===== DATASET ROWS =====

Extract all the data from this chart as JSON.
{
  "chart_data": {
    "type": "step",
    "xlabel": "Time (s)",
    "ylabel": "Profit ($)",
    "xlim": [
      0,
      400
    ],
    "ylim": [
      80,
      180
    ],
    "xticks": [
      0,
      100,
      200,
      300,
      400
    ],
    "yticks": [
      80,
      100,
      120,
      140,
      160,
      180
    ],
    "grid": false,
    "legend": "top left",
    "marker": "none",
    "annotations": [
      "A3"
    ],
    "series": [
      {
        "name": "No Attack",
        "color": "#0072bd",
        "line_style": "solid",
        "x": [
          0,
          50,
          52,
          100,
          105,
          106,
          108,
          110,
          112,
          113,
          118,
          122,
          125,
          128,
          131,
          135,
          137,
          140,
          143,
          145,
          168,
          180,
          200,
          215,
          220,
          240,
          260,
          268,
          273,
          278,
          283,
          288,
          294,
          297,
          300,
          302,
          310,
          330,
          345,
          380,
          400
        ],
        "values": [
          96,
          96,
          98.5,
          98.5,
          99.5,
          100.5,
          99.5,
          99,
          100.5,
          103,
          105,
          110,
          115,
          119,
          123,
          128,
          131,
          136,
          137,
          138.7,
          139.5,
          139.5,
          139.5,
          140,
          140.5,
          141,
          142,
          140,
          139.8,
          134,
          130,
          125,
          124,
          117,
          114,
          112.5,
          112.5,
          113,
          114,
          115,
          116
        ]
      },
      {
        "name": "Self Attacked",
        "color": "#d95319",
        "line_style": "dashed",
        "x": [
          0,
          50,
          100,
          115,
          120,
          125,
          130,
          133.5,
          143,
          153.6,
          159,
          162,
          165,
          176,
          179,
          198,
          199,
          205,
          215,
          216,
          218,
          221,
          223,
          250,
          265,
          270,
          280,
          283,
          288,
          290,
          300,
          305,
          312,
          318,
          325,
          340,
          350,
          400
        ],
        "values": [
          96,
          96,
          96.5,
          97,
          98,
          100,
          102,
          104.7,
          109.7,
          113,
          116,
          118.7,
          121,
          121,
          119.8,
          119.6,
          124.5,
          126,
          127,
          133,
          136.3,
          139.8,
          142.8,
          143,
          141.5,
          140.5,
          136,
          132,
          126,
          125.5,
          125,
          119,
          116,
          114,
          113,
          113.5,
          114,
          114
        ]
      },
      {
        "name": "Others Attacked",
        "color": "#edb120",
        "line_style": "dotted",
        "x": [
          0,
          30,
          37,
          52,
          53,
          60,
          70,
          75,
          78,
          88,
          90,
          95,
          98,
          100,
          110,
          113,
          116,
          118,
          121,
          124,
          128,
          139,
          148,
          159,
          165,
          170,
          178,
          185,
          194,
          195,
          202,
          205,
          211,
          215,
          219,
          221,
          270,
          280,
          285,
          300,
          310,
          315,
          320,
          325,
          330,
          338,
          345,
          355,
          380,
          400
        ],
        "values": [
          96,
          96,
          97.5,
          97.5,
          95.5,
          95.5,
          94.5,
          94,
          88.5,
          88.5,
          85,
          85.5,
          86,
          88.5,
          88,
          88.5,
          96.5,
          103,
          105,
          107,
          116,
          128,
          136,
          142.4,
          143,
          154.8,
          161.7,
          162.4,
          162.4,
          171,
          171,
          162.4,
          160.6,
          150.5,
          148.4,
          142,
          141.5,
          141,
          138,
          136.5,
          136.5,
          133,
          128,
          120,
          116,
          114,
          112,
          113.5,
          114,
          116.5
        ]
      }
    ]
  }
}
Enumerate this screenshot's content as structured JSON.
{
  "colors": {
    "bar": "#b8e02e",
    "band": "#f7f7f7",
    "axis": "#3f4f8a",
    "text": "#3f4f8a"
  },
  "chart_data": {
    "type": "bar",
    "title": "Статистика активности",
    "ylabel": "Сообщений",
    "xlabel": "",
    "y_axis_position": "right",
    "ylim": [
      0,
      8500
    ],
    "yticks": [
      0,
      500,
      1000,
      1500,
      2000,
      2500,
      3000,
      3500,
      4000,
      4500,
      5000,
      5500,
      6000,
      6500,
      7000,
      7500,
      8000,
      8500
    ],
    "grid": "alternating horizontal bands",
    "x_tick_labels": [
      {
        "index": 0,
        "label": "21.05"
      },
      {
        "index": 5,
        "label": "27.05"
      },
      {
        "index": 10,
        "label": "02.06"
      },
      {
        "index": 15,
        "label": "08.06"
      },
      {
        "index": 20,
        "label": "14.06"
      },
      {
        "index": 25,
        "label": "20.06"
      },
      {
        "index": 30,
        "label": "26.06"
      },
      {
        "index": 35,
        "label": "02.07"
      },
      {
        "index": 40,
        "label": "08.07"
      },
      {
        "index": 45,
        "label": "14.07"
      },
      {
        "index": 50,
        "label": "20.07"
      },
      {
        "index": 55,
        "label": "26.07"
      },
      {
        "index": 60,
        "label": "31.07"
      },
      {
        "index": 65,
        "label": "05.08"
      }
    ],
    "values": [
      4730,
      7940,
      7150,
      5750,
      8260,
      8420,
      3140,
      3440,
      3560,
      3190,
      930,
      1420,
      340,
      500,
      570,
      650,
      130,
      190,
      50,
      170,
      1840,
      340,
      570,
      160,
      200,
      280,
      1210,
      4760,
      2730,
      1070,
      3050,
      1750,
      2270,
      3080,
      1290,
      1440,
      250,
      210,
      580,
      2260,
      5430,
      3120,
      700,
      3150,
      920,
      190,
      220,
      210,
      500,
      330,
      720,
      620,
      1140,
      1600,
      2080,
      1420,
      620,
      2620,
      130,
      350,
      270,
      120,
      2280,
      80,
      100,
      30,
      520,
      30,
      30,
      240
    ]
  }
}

=====

**SET EXERCISE:** Copy all of the data. Keep every word exactly as it is.

**TASK SOLUTION:**
Extract all the data from this chart as JSON.
{
  "chart_data": {
    "type": "step",
    "xlabel": "Time (s)",
    "ylabel": "Profit ($)",
    "xlim": [
      0,
      400
    ],
    "ylim": [
      80,
      180
    ],
    "xticks": [
      0,
      100,
      200,
      300,
      400
    ],
    "yticks": [
      80,
      100,
      120,
      140,
      160,
      180
    ],
    "grid": false,
    "legend": "top left",
    "marker": "none",
    "annotations": [
      "A3"
    ],
    "series": [
      {
        "name": "No Attack",
        "color": "#0072bd",
        "line_style": "solid",
        "x": [
          0,
          50,
          52,
          100,
          105,
          106,
          108,
          110,
          112,
          113,
          118,
          122,
          125,
          128,
          131,
          135,
          137,
          140,
          143,
          145,
          168,
          180,
          200,
          215,
          220,
          240,
          260,
          268,
          273,
          278,
          283,
          288,
          294,
          297,
          300,
          302,
          310,
          330,
          345,
          380,
          400
        ],
        "values": [
          96,
          96,
          98.5,
          98.5,
          99.5,
          100.5,
          99.5,
          99,
          100.5,
          103,
          105,
          110,
          115,
          119,
          123,
          128,
          131,
          136,
          137,
          138.7,
          139.5,
          139.5,
          139.5,
          140,
          140.5,
          141,
          142,
          140,
          139.8,
          134,
          130,
          125,
          124,
          117,
          114,
          112.5,
          112.5,
          113,
          114,
          115,
          116
        ]
      },
      {
        "name": "Self Attacked",
        "color": "#d95319",
        "line_style": "dashed",
        "x": [
          0,
          50,
          100,
          115,
          120,
          125,
          130,
          133.5,
          143,
          153.6,
          159,
          162,
          165,
          176,
          179,
          198,
          199,
          205,
          215,
          216,
          218,
          221,
          223,
          250,
          265,
          270,
          280,
          283,
          288,
          290,
          300,
          305,
          312,
          318,
          325,
          340,
          350,
          400
        ],
        "values": [
          96,
          96,
          96.5,
          97,
          98,
          100,
          102,
          104.7,
          109.7,
          113,
          116,
          118.7,
          121,
          121,
          119.8,
          119.6,
          124.5,
          126,
          127,
          133,
          136.3,
          139.8,
          142.8,
          143,
          141.5,
          140.5,
          136,
          132,
          126,
          125.5,
          125,
          119,
          116,
          114,
          113,
          113.5,
          114,
          114
        ]
      },
      {
        "name": "Others Attacked",
        "color": "#edb120",
        "line_style": "dotted",
        "x": [
          0,
          30,
          37,
          52,
          53,
          60,
          70,
          75,
          78,
          88,
          90,
          95,
          98,
          100,
          110,
          113,
          116,
          118,
          121,
          124,
          128,
          139,
          148,
          159,
          165,
          170,
          178,
          185,
          194,
          195,
          202,
          205,
          211,
          215,
          219,
          221,
          270,
          280,
          285,
          300,
          310,
          315,
          320,
          325,
          330,
          338,
          345,
          355,
          380,
          400
        ],
        "values": [
          96,
          96,
          97.5,
          97.5,
          95.5,
          95.5,
          94.5,
          94,
          88.5,
          88.5,
          85,
          85.5,
          86,
          88.5,
          88,
          88.5,
          96.5,
          103,
          105,
          107,
          116,
          128,
          136,
          142.4,
          143,
          154.8,
          161.7,
          162.4,
          162.4,
          171,
          171,
          162.4,
          160.6,
          150.5,
          148.4,
          142,
          141.5,
          141,
          138,
          136.5,
          136.5,
          133,
          128,
          120,
          116,
          114,
          112,
          113.5,
          114,
          116.5
        ]
      }
    ]
  }
}
Enumerate this screenshot's content as structured JSON.
{
  "colors": {
    "bar": "#b8e02e",
    "band": "#f7f7f7",
    "axis": "#3f4f8a",
    "text": "#3f4f8a"
  },
  "chart_data": {
    "type": "bar",
    "title": "Статистика активности",
    "ylabel": "Сообщений",
    "xlabel": "",
    "y_axis_position": "right",
    "ylim": [
      0,
      8500
    ],
    "yticks": [
      0,
      500,
      1000,
      1500,
      2000,
      2500,
      3000,
      3500,
      4000,
      4500,
      5000,
      5500,
      6000,
      6500,
      7000,
      7500,
      8000,
      8500
    ],
    "grid": "alternating horizontal bands",
    "x_tick_labels": [
      {
        "index": 0,
        "label": "21.05"
      },
      {
        "index": 5,
        "label": "27.05"
      },
      {
        "index": 10,
        "label": "02.06"
      },
      {
        "index": 15,
        "label": "08.06"
      },
      {
        "index": 20,
        "label": "14.06"
      },
      {
        "index": 25,
        "label": "20.06"
      },
      {
        "index": 30,
        "label": "26.06"
      },
      {
        "index": 35,
        "label": "02.07"
      },
      {
        "index": 40,
        "label": "08.07"
      },
      {
        "index": 45,
        "label": "14.07"
      },
      {
        "index": 50,
        "label": "20.07"
      },
      {
        "index": 55,
        "label": "26.07"
      },
      {
        "index": 60,
        "label": "31.07"
      },
      {
        "index": 65,
        "label": "05.08"
      }
    ],
    "values": [
      4730,
      7940,
      7150,
      5750,
      8260,
      8420,
      3140,
      3440,
      3560,
      3190,
      930,
      1420,
      340,
      500,
      570,
      650,
      130,
      190,
      50,
      170,
      1840,
      340,
      570,
      160,
      200,
      280,
      1210,
      4760,
      2730,
      1070,
      3050,
      1750,
      2270,
      3080,
      1290,
      1440,
      250,
      210,
      580,
      2260,
      5430,
      3120,
      700,
      3150,
      920,
      190,
      220,
      210,
      500,
      330,
      720,
      620,
      1140,
      1600,
      2080,
      1420,
      620,
      2620,
      130,
      350,
      270,
      120,
      2280,
      80,
      100,
      30,
      520,
      30,
      30,
      240
    ]
  }
}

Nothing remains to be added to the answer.